__WHAT YOU ARE ASKED TO DO__
All records are to be retyped faithfully and completely.

__TASK MATERIAL__
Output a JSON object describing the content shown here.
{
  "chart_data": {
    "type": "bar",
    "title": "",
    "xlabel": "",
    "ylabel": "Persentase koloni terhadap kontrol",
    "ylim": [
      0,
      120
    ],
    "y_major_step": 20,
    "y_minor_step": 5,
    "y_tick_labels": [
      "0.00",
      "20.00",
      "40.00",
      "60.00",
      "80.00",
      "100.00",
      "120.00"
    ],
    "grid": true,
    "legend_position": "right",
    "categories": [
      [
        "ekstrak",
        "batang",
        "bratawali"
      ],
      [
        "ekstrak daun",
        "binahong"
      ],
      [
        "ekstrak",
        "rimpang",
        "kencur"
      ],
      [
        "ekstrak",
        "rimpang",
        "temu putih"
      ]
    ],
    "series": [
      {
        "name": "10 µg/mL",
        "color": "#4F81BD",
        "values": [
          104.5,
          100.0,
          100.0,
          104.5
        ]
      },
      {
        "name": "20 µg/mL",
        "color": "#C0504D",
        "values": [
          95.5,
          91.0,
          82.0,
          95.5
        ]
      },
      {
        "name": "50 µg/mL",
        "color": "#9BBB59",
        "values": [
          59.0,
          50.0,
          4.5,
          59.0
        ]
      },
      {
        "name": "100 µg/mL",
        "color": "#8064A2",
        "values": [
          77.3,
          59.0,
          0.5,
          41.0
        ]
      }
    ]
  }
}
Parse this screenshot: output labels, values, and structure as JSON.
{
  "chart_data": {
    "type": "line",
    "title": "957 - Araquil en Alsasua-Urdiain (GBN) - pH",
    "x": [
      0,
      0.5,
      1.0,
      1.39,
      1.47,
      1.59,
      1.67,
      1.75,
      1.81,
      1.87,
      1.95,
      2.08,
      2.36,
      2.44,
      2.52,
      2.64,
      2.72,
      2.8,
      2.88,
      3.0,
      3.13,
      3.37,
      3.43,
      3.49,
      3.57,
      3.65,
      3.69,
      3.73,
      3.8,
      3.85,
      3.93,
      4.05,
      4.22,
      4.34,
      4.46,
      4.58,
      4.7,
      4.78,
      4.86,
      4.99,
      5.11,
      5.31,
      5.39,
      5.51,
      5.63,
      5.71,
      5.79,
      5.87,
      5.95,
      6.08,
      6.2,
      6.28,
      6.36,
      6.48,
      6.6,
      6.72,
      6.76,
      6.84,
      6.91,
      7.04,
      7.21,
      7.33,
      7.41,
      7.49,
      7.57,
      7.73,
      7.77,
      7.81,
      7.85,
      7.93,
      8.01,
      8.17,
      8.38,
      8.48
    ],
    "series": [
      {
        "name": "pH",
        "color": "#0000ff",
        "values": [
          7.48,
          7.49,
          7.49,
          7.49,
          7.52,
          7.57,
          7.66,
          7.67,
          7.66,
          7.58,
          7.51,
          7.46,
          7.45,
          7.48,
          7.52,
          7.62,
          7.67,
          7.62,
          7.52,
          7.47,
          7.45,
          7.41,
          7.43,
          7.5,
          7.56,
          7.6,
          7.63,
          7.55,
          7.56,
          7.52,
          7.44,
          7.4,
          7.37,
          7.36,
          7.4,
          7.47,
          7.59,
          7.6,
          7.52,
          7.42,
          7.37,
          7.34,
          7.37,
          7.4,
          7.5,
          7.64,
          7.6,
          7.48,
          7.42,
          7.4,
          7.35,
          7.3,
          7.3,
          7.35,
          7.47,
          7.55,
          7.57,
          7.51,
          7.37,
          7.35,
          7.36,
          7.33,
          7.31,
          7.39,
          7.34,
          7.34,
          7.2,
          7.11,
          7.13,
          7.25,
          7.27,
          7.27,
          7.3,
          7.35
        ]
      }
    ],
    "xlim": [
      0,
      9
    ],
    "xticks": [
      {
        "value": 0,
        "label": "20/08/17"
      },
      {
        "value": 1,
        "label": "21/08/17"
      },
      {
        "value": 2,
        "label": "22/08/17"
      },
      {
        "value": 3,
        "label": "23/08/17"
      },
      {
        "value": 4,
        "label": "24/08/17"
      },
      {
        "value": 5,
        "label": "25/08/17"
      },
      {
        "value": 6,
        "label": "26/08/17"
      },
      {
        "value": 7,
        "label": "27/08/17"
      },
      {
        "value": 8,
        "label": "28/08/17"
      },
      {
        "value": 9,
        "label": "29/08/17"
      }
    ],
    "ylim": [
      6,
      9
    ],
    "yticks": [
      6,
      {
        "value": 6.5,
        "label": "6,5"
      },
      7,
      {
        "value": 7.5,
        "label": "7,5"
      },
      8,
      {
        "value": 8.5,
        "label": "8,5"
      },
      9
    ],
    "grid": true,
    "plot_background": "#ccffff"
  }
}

__FULL ANSWER__
Output a JSON object describing the content shown here.
{
  "chart_data": {
    "type": "bar",
    "title": "",
    "xlabel": "",
    "ylabel": "Persentase koloni terhadap kontrol",
    "ylim": [
      0,
      120
    ],
    "y_major_step": 20,
    "y_minor_step": 5,
    "y_tick_labels": [
      "0.00",
      "20.00",
      "40.00",
      "60.00",
      "80.00",
      "100.00",
      "120.00"
    ],
    "grid": true,
    "legend_position": "right",
    "categories": [
      [
        "ekstrak",
        "batang",
        "bratawali"
      ],
      [
        "ekstrak daun",
        "binahong"
      ],
      [
        "ekstrak",
        "rimpang",
        "kencur"
      ],
      [
        "ekstrak",
        "rimpang",
        "temu putih"
      ]
    ],
    "series": [
      {
        "name": "10 µg/mL",
        "color": "#4F81BD",
        "values": [
          104.5,
          100.0,
          100.0,
          104.5
        ]
      },
      {
        "name": "20 µg/mL",
        "color": "#C0504D",
        "values": [
          95.5,
          91.0,
          82.0,
          95.5
        ]
      },
      {
        "name": "50 µg/mL",
        "color": "#9BBB59",
        "values": [
          59.0,
          50.0,
          4.5,
          59.0
        ]
      },
      {
        "name": "100 µg/mL",
        "color": "#8064A2",
        "values": [
          77.3,
          59.0,
          0.5,
          41.0
        ]
      }
    ]
  }
}
Parse this screenshot: output labels, values, and structure as JSON.
{
  "chart_data": {
    "type": "line",
    "title": "957 - Araquil en Alsasua-Urdiain (GBN) - pH",
    "x": [
      0,
      0.5,
      1.0,
      1.39,
      1.47,
      1.59,
      1.67,
      1.75,
      1.81,
      1.87,
      1.95,
      2.08,
      2.36,
      2.44,
      2.52,
      2.64,
      2.72,
      2.8,
      2.88,
      3.0,
      3.13,
      3.37,
      3.43,
      3.49,
      3.57,
      3.65,
      3.69,
      3.73,
      3.8,
      3.85,
      3.93,
      4.05,
      4.22,
      4.34,
      4.46,
      4.58,
      4.7,
      4.78,
      4.86,
      4.99,
      5.11,
      5.31,
      5.39,
      5.51,
      5.63,
      5.71,
      5.79,
      5.87,
      5.95,
      6.08,
      6.2,
      6.28,
      6.36,
      6.48,
      6.6,
      6.72,
      6.76,
      6.84,
      6.91,
      7.04,
      7.21,
      7.33,
      7.41,
      7.49,
      7.57,
      7.73,
      7.77,
      7.81,
      7.85,
      7.93,
      8.01,
      8.17,
      8.38,
      8.48
    ],
    "series": [
      {
        "name": "pH",
        "color": "#0000ff",
        "values": [
          7.48,
          7.49,
          7.49,
          7.49,
          7.52,
          7.57,
          7.66,
          7.67,
          7.66,
          7.58,
          7.51,
          7.46,
          7.45,
          7.48,
          7.52,
          7.62,
          7.67,
          7.62,
          7.52,
          7.47,
          7.45,
          7.41,
          7.43,
          7.5,
          7.56,
          7.6,
          7.63,
          7.55,
          7.56,
          7.52,
          7.44,
          7.4,
          7.37,
          7.36,
          7.4,
          7.47,
          7.59,
          7.6,
          7.52,
          7.42,
          7.37,
          7.34,
          7.37,
          7.4,
          7.5,
          7.64,
          7.6,
          7.48,
          7.42,
          7.4,
          7.35,
          7.3,
          7.3,
          7.35,
          7.47,
          7.55,
          7.57,
          7.51,
          7.37,
          7.35,
          7.36,
          7.33,
          7.31,
          7.39,
          7.34,
          7.34,
          7.2,
          7.11,
          7.13,
          7.25,
          7.27,
          7.27,
          7.3,
          7.35
        ]
      }
    ],
    "xlim": [
      0,
      9
    ],
    "xticks": [
      {
        "value": 0,
        "label": "20/08/17"
      },
      {
        "value": 1,
        "label": "21/08/17"
      },
      {
        "value": 2,
        "label": "22/08/17"
      },
      {
        "value": 3,
        "label": "23/08/17"
      },
      {
        "value": 4,
        "label": "24/08/17"
      },
      {
        "value": 5,
        "label": "25/08/17"
      },
      {
        "value": 6,
        "label": "26/08/17"
      },
      {
        "value": 7,
        "label": "27/08/17"
      },
      {
        "value": 8,
        "label": "28/08/17"
      },
      {
        "value": 9,
        "label": "29/08/17"
      }
    ],
    "ylim": [
      6,
      9
    ],
    "yticks": [
      6,
      {
        "value": 6.5,
        "label": "6,5"
      },
      7,
      {
        "value": 7.5,
        "label": "7,5"
      },
      8,
      {
        "value": 8.5,
        "label": "8,5"
      },
      9
    ],
    "grid": true,
    "plot_background": "#ccffff"
  }
}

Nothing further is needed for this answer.